Provided data:

============================================================

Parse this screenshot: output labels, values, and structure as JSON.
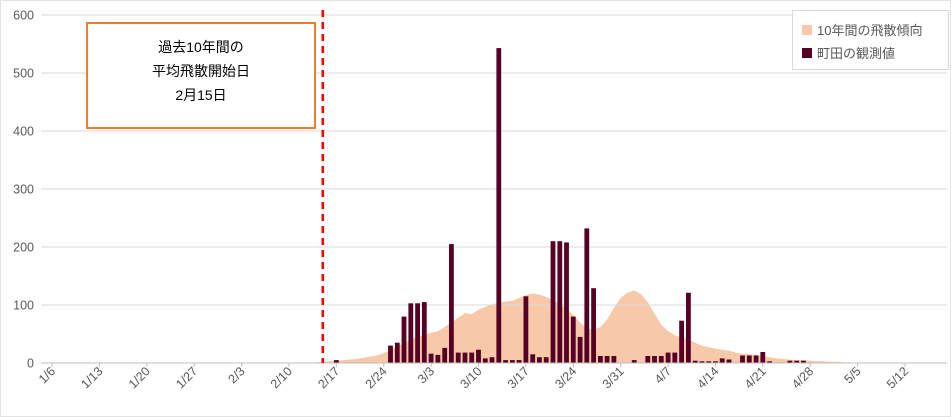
{
  "chart_data": {
    "type": "combo",
    "subtypes": [
      "area",
      "bar"
    ],
    "title": "",
    "x_axis": {
      "tick_labels": [
        "1/6",
        "1/13",
        "1/20",
        "1/27",
        "2/3",
        "2/10",
        "2/17",
        "2/24",
        "3/3",
        "3/10",
        "3/17",
        "3/24",
        "3/31",
        "4/7",
        "4/14",
        "4/21",
        "4/28",
        "5/5",
        "5/12"
      ],
      "unit": "date (M/D), daily categories",
      "label_rotation_deg": 45
    },
    "y_axis": {
      "min": 0,
      "max": 600,
      "step": 100,
      "tick_labels": [
        "0",
        "100",
        "200",
        "300",
        "400",
        "500",
        "600"
      ]
    },
    "grid": "horizontal",
    "legend": {
      "position": "top-right",
      "bordered": true
    },
    "series": [
      {
        "name": "10年間の飛散傾向",
        "type": "area",
        "color": "#F8C9A8",
        "points": [
          [
            "2/13",
            0
          ],
          [
            "2/14",
            1
          ],
          [
            "2/15",
            2
          ],
          [
            "2/16",
            3
          ],
          [
            "2/17",
            4
          ],
          [
            "2/18",
            5
          ],
          [
            "2/19",
            6
          ],
          [
            "2/20",
            7
          ],
          [
            "2/21",
            9
          ],
          [
            "2/22",
            11
          ],
          [
            "2/23",
            13
          ],
          [
            "2/24",
            17
          ],
          [
            "2/25",
            22
          ],
          [
            "2/26",
            28
          ],
          [
            "2/27",
            35
          ],
          [
            "2/28",
            40
          ],
          [
            "3/1",
            45
          ],
          [
            "3/2",
            49
          ],
          [
            "3/3",
            52
          ],
          [
            "3/4",
            55
          ],
          [
            "3/5",
            62
          ],
          [
            "3/6",
            70
          ],
          [
            "3/7",
            78
          ],
          [
            "3/8",
            86
          ],
          [
            "3/9",
            84
          ],
          [
            "3/10",
            92
          ],
          [
            "3/11",
            97
          ],
          [
            "3/12",
            101
          ],
          [
            "3/13",
            104
          ],
          [
            "3/14",
            106
          ],
          [
            "3/15",
            107
          ],
          [
            "3/16",
            112
          ],
          [
            "3/17",
            117
          ],
          [
            "3/18",
            120
          ],
          [
            "3/19",
            118
          ],
          [
            "3/20",
            114
          ],
          [
            "3/21",
            108
          ],
          [
            "3/22",
            101
          ],
          [
            "3/23",
            93
          ],
          [
            "3/24",
            83
          ],
          [
            "3/25",
            70
          ],
          [
            "3/26",
            60
          ],
          [
            "3/27",
            57
          ],
          [
            "3/28",
            62
          ],
          [
            "3/29",
            75
          ],
          [
            "3/30",
            95
          ],
          [
            "3/31",
            112
          ],
          [
            "4/1",
            121
          ],
          [
            "4/2",
            125
          ],
          [
            "4/3",
            119
          ],
          [
            "4/4",
            105
          ],
          [
            "4/5",
            85
          ],
          [
            "4/6",
            66
          ],
          [
            "4/7",
            55
          ],
          [
            "4/8",
            48
          ],
          [
            "4/9",
            44
          ],
          [
            "4/10",
            41
          ],
          [
            "4/11",
            35
          ],
          [
            "4/12",
            30
          ],
          [
            "4/13",
            27
          ],
          [
            "4/14",
            25
          ],
          [
            "4/15",
            23
          ],
          [
            "4/16",
            21
          ],
          [
            "4/17",
            18
          ],
          [
            "4/18",
            16
          ],
          [
            "4/19",
            15
          ],
          [
            "4/20",
            14
          ],
          [
            "4/21",
            12
          ],
          [
            "4/22",
            10
          ],
          [
            "4/23",
            8
          ],
          [
            "4/24",
            7
          ],
          [
            "4/25",
            6
          ],
          [
            "4/26",
            5
          ],
          [
            "4/27",
            5
          ],
          [
            "4/28",
            4
          ],
          [
            "4/29",
            3
          ],
          [
            "4/30",
            3
          ],
          [
            "5/1",
            2
          ],
          [
            "5/2",
            2
          ],
          [
            "5/3",
            1
          ],
          [
            "5/4",
            1
          ],
          [
            "5/5",
            0
          ]
        ]
      },
      {
        "name": "町田の観測値",
        "type": "bar",
        "color": "#570025",
        "points": [
          [
            "2/17",
            5
          ],
          [
            "2/25",
            30
          ],
          [
            "2/26",
            35
          ],
          [
            "2/27",
            80
          ],
          [
            "2/28",
            103
          ],
          [
            "3/1",
            103
          ],
          [
            "3/2",
            105
          ],
          [
            "3/3",
            16
          ],
          [
            "3/4",
            14
          ],
          [
            "3/5",
            26
          ],
          [
            "3/6",
            205
          ],
          [
            "3/7",
            18
          ],
          [
            "3/8",
            18
          ],
          [
            "3/9",
            18
          ],
          [
            "3/10",
            23
          ],
          [
            "3/11",
            8
          ],
          [
            "3/12",
            10
          ],
          [
            "3/13",
            543
          ],
          [
            "3/14",
            5
          ],
          [
            "3/15",
            5
          ],
          [
            "3/16",
            5
          ],
          [
            "3/17",
            115
          ],
          [
            "3/18",
            15
          ],
          [
            "3/19",
            10
          ],
          [
            "3/20",
            10
          ],
          [
            "3/21",
            210
          ],
          [
            "3/22",
            210
          ],
          [
            "3/23",
            208
          ],
          [
            "3/24",
            80
          ],
          [
            "3/25",
            45
          ],
          [
            "3/26",
            232
          ],
          [
            "3/27",
            129
          ],
          [
            "3/28",
            12
          ],
          [
            "3/29",
            12
          ],
          [
            "3/30",
            12
          ],
          [
            "4/2",
            5
          ],
          [
            "4/4",
            12
          ],
          [
            "4/5",
            12
          ],
          [
            "4/6",
            12
          ],
          [
            "4/7",
            18
          ],
          [
            "4/8",
            18
          ],
          [
            "4/9",
            73
          ],
          [
            "4/10",
            121
          ],
          [
            "4/11",
            4
          ],
          [
            "4/12",
            3
          ],
          [
            "4/13",
            3
          ],
          [
            "4/14",
            3
          ],
          [
            "4/15",
            8
          ],
          [
            "4/16",
            6
          ],
          [
            "4/18",
            13
          ],
          [
            "4/19",
            13
          ],
          [
            "4/20",
            13
          ],
          [
            "4/21",
            19
          ],
          [
            "4/22",
            3
          ],
          [
            "4/25",
            4
          ],
          [
            "4/26",
            4
          ],
          [
            "4/27",
            4
          ]
        ]
      }
    ],
    "reference_line": {
      "date": "2/15",
      "color": "#FF0000",
      "style": "dashed"
    },
    "annotation_box": {
      "lines": [
        "過去10年間の",
        "平均飛散開始日",
        "2月15日"
      ],
      "border_color": "#ED7D31"
    },
    "colors": {
      "gridline": "#D9D9D9",
      "axis": "#BFBFBF",
      "tick_label": "#595959"
    }
  }
}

============================================================

Copy each line above that contains the word "date".

      "unit": "date (M/D), daily categories",
      "date": "2/15",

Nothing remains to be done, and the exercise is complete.